### Provided data ###

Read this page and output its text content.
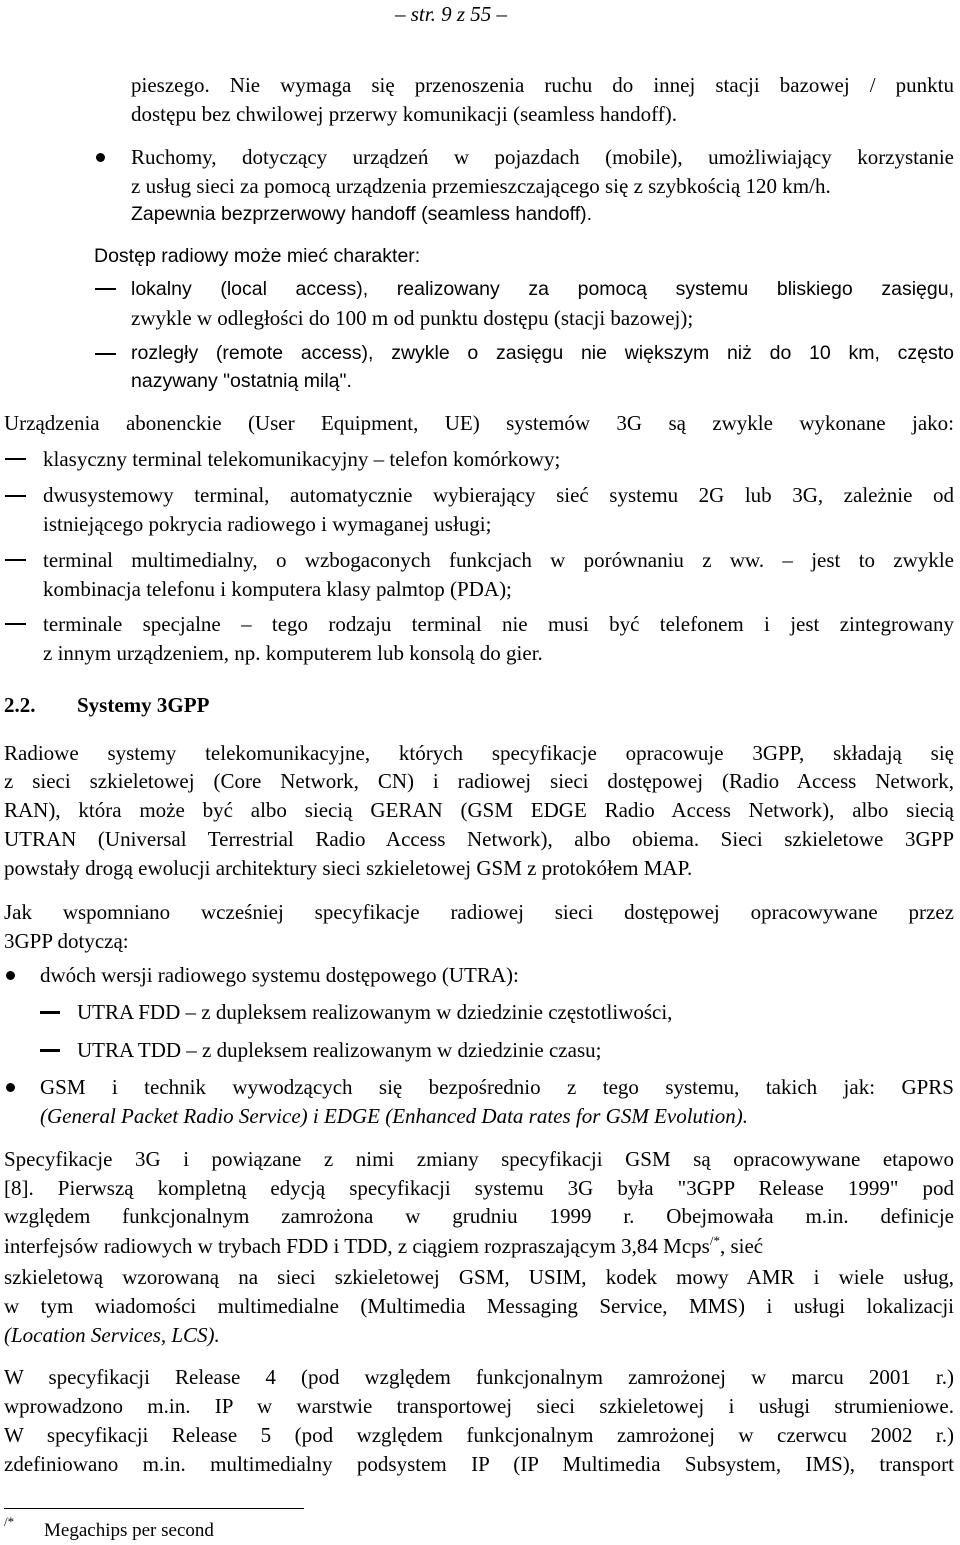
– str. 9 z 55 –
pieszego. Nie wymaga się przenoszenia ruchu do innej stacji bazowej / punktu
dostępu bez chwilowej przerwy komunikacji (seamless handoff).
Ruchomy, dotyczący urządzeń w pojazdach (mobile), umożliwiający korzystanie
z usług sieci za pomocą urządzenia przemieszczającego się z szybkością 120 km/h.
Zapewnia bezprzerwowy handoff (seamless handoff).
Dostęp radiowy może mieć charakter:
lokalny (local access), realizowany za pomocą systemu bliskiego zasięgu,
zwykle w odległości do 100 m od punktu dostępu (stacji bazowej);
rozległy (remote access), zwykle o zasięgu nie większym niż do 10 km, często
nazywany "ostatnią milą".
Urządzenia abonenckie (User Equipment, UE) systemów 3G są zwykle wykonane jako:
klasyczny terminal telekomunikacyjny – telefon komórkowy;
dwusystemowy terminal, automatycznie wybierający sieć systemu 2G lub 3G, zależnie od
istniejącego pokrycia radiowego i wymaganej usługi;
terminal multimedialny, o wzbogaconych funkcjach w porównaniu z ww. – jest to zwykle
kombinacja telefonu i komputera klasy palmtop (PDA);
terminale specjalne – tego rodzaju terminal nie musi być telefonem i jest zintegrowany
z innym urządzeniem, np. komputerem lub konsolą do gier.
2.2. Systemy 3GPP
Radiowe systemy telekomunikacyjne, których specyfikacje opracowuje 3GPP, składają się
z sieci szkieletowej (Core Network, CN) i radiowej sieci dostępowej (Radio Access Network,
RAN), która może być albo siecią GERAN (GSM EDGE Radio Access Network), albo siecią
UTRAN (Universal Terrestrial Radio Access Network), albo obiema. Sieci szkieletowe 3GPP
powstały drogą ewolucji architektury sieci szkieletowej GSM z protokółem MAP.
Jak wspomniano wcześniej specyfikacje radiowej sieci dostępowej opracowywane przez
3GPP dotyczą:
dwóch wersji radiowego systemu dostępowego (UTRA):
UTRA FDD – z dupleksem realizowanym w dziedzinie częstotliwości,
UTRA TDD – z dupleksem realizowanym w dziedzinie czasu;
GSM i technik wywodzących się bezpośrednio z tego systemu, takich jak: GPRS
(General Packet Radio Service) i EDGE (Enhanced Data rates for GSM Evolution).
Specyfikacje 3G i powiązane z nimi zmiany specyfikacji GSM są opracowywane etapowo
[8]. Pierwszą kompletną edycją specyfikacji systemu 3G była "3GPP Release 1999" pod
względem funkcjonalnym zamrożona w grudniu 1999 r. Obejmowała m.in. definicje
interfejsów radiowych w trybach FDD i TDD, z ciągiem rozpraszającym 3,84 Mcps/*, sieć
szkieletową wzorowaną na sieci szkieletowej GSM, USIM, kodek mowy AMR i wiele usług,
w tym wiadomości multimedialne (Multimedia Messaging Service, MMS) i usługi lokalizacji
(Location Services, LCS).
W specyfikacji Release 4 (pod względem funkcjonalnym zamrożonej w marcu 2001 r.)
wprowadzono m.in. IP w warstwie transportowej sieci szkieletowej i usługi strumieniowe.
W specyfikacji Release 5 (pod względem funkcjonalnym zamrożonej w czerwcu 2002 r.)
zdefiniowano m.in. multimedialny podsystem IP (IP Multimedia Subsystem, IMS), transport
/* Megachips per second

###

Written request —
Where a line holds "EDGE", copy that line.

Final result —
RAN), która może być albo siecią GERAN (GSM EDGE Radio Access Network), albo siecią
(General Packet Radio Service) i EDGE (Enhanced Data rates for GSM Evolution).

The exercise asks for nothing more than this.